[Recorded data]
* * * *

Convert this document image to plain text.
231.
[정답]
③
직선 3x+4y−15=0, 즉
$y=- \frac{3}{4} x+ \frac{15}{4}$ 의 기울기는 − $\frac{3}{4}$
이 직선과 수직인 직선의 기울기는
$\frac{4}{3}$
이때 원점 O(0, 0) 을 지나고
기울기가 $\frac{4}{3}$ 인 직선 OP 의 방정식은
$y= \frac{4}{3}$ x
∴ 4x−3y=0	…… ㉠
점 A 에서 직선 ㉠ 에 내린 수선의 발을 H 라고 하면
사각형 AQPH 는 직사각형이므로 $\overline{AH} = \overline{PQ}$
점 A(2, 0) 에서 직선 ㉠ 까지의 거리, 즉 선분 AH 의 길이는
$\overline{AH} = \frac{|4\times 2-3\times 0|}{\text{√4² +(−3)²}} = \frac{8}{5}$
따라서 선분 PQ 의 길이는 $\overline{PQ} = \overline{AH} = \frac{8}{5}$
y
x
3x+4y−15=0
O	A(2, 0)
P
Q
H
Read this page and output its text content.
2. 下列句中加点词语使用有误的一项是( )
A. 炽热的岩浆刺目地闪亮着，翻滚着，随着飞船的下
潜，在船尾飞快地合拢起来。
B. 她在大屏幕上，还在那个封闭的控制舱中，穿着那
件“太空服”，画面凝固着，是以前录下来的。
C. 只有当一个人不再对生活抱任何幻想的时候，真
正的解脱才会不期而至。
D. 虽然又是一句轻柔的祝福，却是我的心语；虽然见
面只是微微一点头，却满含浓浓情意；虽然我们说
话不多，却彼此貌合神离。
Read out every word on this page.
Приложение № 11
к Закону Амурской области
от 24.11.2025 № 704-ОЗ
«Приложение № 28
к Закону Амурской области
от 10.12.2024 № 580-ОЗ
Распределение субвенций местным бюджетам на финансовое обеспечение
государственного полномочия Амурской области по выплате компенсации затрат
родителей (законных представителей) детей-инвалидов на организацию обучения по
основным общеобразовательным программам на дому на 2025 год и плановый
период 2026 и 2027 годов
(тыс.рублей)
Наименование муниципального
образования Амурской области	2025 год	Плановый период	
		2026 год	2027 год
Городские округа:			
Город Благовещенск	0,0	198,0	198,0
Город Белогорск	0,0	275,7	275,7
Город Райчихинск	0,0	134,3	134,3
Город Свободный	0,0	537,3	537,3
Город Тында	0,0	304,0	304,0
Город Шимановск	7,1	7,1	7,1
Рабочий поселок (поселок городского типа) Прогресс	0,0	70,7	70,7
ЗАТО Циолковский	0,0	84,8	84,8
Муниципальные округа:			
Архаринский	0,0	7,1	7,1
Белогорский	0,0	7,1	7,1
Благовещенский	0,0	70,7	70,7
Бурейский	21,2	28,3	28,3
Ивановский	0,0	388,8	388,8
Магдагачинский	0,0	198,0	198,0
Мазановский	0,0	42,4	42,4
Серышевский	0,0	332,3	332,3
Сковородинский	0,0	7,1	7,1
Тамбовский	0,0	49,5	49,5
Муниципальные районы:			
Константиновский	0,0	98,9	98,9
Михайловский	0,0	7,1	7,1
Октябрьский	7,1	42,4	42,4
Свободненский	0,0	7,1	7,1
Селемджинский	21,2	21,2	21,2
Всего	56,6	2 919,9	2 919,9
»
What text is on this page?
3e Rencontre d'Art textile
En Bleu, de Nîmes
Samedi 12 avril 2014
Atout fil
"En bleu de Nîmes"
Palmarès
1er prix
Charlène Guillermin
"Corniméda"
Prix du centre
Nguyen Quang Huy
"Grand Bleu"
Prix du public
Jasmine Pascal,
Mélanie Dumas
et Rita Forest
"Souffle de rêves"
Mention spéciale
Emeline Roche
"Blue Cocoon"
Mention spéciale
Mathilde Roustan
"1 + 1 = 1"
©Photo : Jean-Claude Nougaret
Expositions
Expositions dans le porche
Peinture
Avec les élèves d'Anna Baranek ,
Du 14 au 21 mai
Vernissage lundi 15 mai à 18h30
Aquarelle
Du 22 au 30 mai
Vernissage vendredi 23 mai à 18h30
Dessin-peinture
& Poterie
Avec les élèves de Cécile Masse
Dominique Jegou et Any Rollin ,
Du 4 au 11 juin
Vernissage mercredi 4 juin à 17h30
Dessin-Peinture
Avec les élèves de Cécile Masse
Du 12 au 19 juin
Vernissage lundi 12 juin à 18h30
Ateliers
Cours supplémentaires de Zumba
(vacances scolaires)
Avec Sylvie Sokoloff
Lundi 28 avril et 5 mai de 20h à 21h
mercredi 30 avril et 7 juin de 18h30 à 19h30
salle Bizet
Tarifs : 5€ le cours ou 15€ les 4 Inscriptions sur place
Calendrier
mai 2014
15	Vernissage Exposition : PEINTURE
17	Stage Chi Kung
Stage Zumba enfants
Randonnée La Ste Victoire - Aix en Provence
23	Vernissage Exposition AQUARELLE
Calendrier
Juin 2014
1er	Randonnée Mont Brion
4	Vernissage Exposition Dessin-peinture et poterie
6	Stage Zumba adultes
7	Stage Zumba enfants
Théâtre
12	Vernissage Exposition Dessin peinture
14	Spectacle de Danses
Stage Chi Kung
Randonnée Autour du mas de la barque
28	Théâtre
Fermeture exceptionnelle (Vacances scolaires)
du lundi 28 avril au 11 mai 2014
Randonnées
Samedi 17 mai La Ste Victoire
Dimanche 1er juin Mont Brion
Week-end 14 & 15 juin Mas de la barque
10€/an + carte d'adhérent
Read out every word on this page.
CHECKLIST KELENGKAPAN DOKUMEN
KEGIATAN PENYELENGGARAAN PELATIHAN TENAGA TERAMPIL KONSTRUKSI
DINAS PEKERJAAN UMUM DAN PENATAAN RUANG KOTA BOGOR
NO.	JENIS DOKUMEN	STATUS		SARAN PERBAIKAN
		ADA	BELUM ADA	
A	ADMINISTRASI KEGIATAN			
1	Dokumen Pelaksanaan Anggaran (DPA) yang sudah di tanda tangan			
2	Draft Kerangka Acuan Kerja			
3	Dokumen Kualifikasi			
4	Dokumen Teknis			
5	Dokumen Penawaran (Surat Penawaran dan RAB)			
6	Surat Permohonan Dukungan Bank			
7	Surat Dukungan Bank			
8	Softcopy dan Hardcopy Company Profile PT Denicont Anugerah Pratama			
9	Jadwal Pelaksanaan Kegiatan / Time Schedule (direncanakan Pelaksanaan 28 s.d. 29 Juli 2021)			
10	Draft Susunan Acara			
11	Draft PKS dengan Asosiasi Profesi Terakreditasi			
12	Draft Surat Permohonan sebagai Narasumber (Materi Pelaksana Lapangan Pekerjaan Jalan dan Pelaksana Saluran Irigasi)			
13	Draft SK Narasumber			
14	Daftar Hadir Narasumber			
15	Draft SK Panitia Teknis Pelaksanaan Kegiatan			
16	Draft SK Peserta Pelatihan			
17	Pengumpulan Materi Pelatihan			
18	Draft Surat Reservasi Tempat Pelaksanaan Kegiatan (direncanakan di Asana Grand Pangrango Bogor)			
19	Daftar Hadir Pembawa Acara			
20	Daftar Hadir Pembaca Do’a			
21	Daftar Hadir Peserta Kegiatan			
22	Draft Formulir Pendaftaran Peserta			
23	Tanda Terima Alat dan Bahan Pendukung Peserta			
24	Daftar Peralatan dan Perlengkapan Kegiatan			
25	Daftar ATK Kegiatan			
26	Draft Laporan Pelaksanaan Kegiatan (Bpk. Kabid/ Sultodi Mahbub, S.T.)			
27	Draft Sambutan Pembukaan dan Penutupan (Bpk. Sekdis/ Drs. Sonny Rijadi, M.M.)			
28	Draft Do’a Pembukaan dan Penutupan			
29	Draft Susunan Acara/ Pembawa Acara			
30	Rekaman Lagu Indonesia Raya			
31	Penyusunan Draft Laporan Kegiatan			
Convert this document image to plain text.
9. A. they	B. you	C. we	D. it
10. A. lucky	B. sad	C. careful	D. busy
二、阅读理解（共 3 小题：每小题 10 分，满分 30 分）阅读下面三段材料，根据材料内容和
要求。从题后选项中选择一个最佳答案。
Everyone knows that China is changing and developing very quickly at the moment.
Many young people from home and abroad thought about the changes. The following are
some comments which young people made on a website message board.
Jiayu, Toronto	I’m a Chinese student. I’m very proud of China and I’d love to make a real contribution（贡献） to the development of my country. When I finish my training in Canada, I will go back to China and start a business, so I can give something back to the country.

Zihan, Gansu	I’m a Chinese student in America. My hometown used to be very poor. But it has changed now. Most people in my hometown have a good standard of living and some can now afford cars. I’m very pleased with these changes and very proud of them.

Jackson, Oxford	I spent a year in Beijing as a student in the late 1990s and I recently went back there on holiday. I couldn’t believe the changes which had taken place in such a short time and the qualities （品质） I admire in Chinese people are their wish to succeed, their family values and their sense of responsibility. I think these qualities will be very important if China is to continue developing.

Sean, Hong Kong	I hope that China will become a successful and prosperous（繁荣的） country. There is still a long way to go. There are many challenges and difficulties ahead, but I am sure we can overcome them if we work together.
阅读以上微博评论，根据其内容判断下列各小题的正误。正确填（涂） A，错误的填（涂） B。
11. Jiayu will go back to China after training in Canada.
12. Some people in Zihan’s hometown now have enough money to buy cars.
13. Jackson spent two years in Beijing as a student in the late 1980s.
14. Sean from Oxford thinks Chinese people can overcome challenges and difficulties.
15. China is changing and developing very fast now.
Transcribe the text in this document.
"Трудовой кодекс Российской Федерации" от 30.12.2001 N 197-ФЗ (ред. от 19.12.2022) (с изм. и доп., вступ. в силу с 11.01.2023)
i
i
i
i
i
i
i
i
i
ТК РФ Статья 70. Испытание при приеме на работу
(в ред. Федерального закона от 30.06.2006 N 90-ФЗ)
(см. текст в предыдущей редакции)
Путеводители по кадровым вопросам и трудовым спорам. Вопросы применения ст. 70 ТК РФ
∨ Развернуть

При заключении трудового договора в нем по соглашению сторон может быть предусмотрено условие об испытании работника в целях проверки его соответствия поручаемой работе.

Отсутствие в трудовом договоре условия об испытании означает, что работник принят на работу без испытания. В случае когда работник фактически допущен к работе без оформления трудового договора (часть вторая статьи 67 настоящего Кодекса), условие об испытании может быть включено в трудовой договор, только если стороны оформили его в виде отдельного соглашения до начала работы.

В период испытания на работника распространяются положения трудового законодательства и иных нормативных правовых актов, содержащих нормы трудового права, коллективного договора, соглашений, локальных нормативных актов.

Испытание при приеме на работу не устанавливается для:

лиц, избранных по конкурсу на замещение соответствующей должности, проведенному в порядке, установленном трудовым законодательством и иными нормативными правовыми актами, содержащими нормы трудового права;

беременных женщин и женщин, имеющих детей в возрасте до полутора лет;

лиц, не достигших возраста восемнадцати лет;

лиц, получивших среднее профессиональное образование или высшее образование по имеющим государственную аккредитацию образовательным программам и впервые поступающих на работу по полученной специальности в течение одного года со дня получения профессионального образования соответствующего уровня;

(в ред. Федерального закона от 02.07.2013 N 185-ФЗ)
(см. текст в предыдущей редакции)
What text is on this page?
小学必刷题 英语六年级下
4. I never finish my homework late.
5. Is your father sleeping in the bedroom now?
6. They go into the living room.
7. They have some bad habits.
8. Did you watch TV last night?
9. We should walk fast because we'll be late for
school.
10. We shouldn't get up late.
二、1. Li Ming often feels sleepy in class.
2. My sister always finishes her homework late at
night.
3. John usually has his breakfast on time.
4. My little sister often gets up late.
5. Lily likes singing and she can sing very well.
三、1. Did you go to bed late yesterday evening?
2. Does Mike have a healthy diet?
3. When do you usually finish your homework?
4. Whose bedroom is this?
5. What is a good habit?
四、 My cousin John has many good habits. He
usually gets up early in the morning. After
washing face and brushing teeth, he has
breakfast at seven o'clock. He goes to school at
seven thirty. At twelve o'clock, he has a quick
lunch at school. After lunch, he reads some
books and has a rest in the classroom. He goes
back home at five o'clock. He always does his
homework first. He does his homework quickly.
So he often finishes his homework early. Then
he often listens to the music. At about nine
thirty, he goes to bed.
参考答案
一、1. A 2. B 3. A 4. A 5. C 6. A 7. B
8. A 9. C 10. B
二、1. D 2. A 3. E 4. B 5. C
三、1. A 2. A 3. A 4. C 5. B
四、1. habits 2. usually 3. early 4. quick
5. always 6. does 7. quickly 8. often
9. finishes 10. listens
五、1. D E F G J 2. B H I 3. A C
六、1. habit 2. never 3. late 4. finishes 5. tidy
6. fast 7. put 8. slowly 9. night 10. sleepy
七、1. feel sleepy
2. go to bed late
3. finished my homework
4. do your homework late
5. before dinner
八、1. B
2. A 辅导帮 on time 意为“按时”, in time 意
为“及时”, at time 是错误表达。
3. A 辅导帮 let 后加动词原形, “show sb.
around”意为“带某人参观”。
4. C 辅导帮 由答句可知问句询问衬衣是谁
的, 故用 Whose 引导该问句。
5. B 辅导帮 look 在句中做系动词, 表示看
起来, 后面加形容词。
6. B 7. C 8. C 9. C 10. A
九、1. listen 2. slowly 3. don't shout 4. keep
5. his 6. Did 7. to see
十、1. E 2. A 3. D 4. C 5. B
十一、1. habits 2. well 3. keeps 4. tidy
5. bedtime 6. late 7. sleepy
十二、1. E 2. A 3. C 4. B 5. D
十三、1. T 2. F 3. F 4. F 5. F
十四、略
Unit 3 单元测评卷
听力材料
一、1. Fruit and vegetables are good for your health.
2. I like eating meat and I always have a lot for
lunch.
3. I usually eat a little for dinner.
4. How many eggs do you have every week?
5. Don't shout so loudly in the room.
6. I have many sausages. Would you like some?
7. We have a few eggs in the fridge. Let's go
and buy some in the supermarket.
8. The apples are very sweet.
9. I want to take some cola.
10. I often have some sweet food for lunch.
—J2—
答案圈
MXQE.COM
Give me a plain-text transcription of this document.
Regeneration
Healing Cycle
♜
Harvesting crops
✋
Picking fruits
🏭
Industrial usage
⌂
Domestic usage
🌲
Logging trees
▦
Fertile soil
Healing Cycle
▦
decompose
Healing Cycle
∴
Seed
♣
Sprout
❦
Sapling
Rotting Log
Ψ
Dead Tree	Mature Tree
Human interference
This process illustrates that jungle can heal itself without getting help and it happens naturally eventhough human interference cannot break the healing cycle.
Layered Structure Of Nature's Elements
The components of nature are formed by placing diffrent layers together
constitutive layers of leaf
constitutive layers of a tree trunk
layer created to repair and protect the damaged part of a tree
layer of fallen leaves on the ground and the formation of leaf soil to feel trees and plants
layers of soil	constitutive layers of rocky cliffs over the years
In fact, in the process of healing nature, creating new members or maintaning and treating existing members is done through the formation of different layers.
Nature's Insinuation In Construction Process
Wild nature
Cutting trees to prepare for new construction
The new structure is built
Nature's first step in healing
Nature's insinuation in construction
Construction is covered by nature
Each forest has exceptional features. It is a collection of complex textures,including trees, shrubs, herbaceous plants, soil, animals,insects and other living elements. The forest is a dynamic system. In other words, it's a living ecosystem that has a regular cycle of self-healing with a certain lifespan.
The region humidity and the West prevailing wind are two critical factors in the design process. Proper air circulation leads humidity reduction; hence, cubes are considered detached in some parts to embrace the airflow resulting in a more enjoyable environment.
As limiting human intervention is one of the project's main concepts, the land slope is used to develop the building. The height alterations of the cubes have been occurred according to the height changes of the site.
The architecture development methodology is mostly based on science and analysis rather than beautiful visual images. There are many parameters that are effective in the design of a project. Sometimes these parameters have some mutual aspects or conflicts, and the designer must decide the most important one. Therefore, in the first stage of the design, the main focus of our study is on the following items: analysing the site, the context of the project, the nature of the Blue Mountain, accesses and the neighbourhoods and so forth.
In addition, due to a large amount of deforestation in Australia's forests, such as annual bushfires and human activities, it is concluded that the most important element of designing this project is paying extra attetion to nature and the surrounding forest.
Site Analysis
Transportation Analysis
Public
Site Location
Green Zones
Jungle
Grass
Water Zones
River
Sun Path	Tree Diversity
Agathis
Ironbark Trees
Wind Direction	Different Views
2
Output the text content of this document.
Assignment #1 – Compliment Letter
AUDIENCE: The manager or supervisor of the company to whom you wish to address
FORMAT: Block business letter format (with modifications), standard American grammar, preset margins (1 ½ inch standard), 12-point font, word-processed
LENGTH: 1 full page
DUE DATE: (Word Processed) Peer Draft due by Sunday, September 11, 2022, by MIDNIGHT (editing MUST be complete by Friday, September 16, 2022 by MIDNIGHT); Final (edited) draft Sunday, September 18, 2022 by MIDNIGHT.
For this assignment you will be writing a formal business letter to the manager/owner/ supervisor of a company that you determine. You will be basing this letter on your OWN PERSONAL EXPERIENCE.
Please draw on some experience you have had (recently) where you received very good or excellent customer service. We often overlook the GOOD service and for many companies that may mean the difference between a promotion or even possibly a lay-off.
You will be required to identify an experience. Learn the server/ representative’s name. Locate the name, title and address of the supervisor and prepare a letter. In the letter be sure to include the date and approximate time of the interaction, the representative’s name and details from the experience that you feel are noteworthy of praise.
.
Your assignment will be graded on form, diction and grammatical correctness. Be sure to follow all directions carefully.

* * * *

▶ What you are asked to do: Wherever the word "Expositions" occurs in a line of the listing, copy that line.

▶ Result for this task:
Expositions
Expositions dans le porche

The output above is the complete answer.